_STATED PROBLEM:_ For the listing below, give the count of lines containing the string "проводят" and nothing else.

[start DATASET ROWS]

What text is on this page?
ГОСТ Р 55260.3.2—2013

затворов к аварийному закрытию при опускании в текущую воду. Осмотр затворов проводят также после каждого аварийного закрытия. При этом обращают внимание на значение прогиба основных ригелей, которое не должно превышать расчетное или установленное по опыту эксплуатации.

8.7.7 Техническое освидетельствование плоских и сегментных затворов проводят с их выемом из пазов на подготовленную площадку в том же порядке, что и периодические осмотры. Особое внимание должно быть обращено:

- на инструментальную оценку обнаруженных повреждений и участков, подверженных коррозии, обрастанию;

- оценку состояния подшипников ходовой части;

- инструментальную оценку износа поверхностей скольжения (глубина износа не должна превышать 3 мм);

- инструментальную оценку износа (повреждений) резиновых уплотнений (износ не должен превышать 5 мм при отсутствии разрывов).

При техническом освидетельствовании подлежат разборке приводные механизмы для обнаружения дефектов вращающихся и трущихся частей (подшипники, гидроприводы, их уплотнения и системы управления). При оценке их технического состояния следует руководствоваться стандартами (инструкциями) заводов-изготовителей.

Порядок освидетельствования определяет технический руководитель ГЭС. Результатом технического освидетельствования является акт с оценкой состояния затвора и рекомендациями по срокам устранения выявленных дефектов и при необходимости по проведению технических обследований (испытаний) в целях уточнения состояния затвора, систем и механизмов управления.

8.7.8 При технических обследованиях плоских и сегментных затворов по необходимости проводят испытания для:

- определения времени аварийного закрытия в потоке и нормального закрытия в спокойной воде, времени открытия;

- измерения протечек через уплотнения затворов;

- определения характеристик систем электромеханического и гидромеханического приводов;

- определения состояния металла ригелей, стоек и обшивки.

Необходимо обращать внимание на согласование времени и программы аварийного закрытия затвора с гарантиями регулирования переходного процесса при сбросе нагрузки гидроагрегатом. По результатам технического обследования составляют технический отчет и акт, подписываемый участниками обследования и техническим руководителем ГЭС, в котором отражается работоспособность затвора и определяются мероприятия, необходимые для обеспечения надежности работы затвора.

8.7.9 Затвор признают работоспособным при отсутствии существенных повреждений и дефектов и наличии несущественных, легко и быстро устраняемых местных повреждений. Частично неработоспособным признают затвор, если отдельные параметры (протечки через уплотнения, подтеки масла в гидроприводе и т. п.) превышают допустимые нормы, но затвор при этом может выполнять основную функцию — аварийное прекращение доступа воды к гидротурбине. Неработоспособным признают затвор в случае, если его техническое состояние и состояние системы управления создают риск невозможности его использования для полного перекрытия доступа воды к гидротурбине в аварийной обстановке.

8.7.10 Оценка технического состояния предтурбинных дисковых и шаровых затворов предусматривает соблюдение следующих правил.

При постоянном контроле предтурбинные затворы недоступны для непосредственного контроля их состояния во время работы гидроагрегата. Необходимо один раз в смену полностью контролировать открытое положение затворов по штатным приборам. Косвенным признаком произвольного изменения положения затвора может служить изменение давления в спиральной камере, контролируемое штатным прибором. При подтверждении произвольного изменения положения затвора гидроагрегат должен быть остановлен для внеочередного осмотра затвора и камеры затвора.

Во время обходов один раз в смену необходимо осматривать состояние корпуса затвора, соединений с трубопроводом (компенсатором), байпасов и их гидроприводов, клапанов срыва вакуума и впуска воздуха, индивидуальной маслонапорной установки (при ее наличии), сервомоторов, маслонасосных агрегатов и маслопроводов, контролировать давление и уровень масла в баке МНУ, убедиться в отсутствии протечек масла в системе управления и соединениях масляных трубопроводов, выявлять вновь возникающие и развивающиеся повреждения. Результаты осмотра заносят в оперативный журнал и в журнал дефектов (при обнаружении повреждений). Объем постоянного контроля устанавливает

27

[end DATASET ROWS]

_PROBLEM SOLUTION:_ 3